### SHORT PROBLEM
Copy out every record below exactly as written, but leave out any pictures.
-- THE INPUT start --
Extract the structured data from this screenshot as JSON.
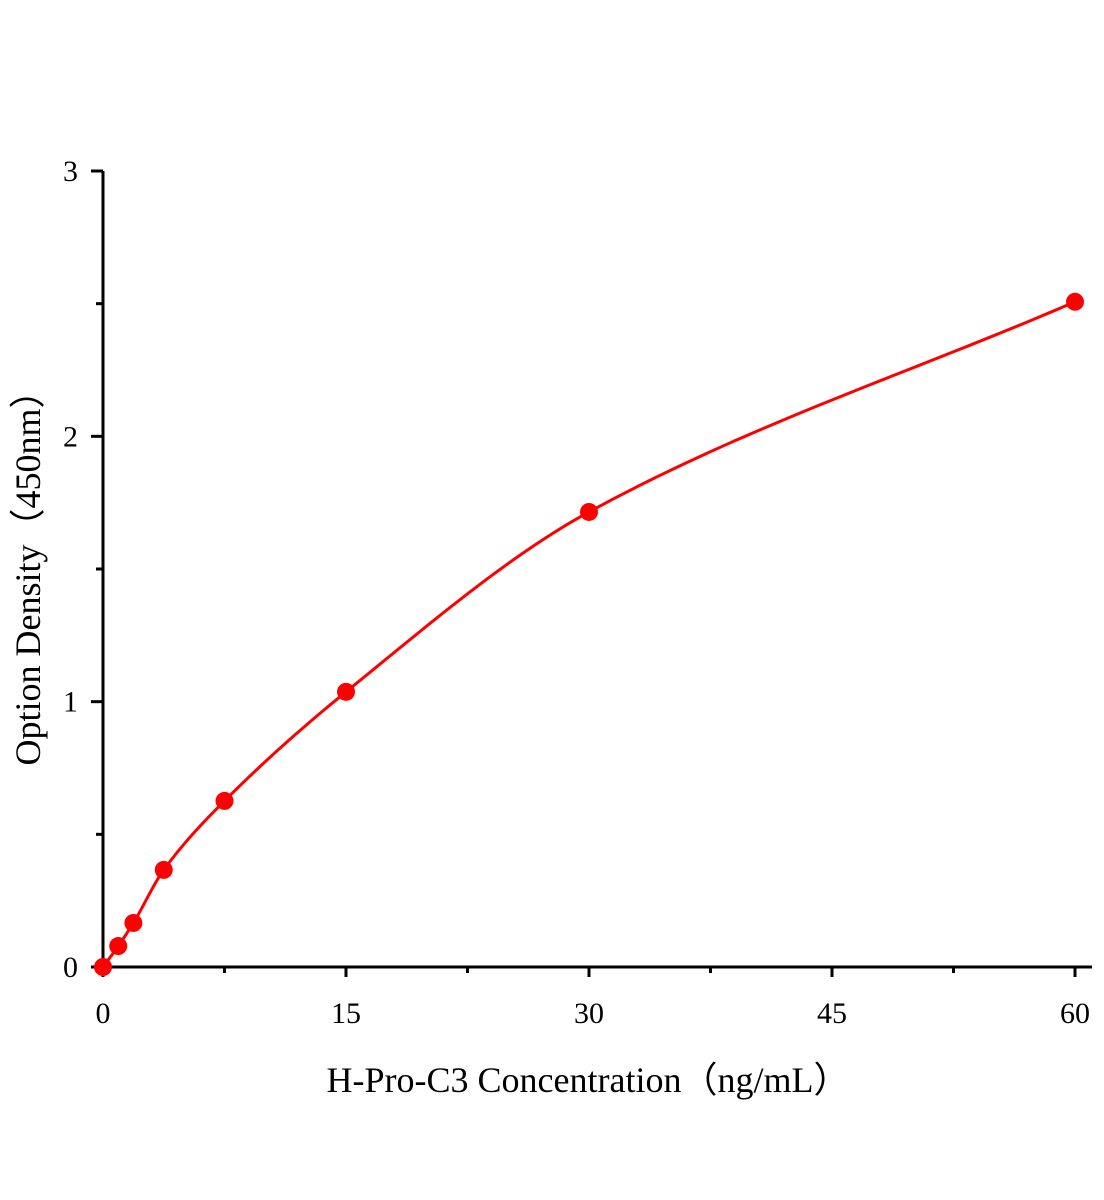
{
  "chart_data": {
    "type": "scatter",
    "title": "",
    "xlabel": "H-Pro-C3 Concentration（ng/mL）",
    "ylabel": "Option Density（450nm）",
    "xlim": [
      0,
      61
    ],
    "ylim": [
      0,
      3
    ],
    "xticks": [
      0,
      15,
      30,
      45,
      60
    ],
    "yticks": [
      0,
      1,
      2,
      3
    ],
    "xtick_labels": [
      "0",
      "15",
      "30",
      "45",
      "60"
    ],
    "ytick_labels": [
      "0",
      "1",
      "2",
      "3"
    ],
    "grid": false,
    "legend": "none",
    "color": "#ff0000",
    "fit_curve": true,
    "series": [
      {
        "x": [
          0,
          0.94,
          1.875,
          3.75,
          7.5,
          15,
          30,
          60
        ],
        "y": [
          0.0,
          0.079,
          0.166,
          0.366,
          0.626,
          1.037,
          1.715,
          2.507
        ]
      }
    ]
  }
}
-- THE INPUT end --
### EXPECTED ANSWER
Extract the structured data from this screenshot as JSON.
{
  "chart_data": {
    "type": "scatter",
    "title": "",
    "xlabel": "H-Pro-C3 Concentration（ng/mL）",
    "ylabel": "Option Density（450nm）",
    "xlim": [
      0,
      61
    ],
    "ylim": [
      0,
      3
    ],
    "xticks": [
      0,
      15,
      30,
      45,
      60
    ],
    "yticks": [
      0,
      1,
      2,
      3
    ],
    "xtick_labels": [
      "0",
      "15",
      "30",
      "45",
      "60"
    ],
    "ytick_labels": [
      "0",
      "1",
      "2",
      "3"
    ],
    "grid": false,
    "legend": "none",
    "color": "#ff0000",
    "fit_curve": true,
    "series": [
      {
        "x": [
          0,
          0.94,
          1.875,
          3.75,
          7.5,
          15,
          30,
          60
        ],
        "y": [
          0.0,
          0.079,
          0.166,
          0.366,
          0.626,
          1.037,
          1.715,
          2.507
        ]
      }
    ]
  }
}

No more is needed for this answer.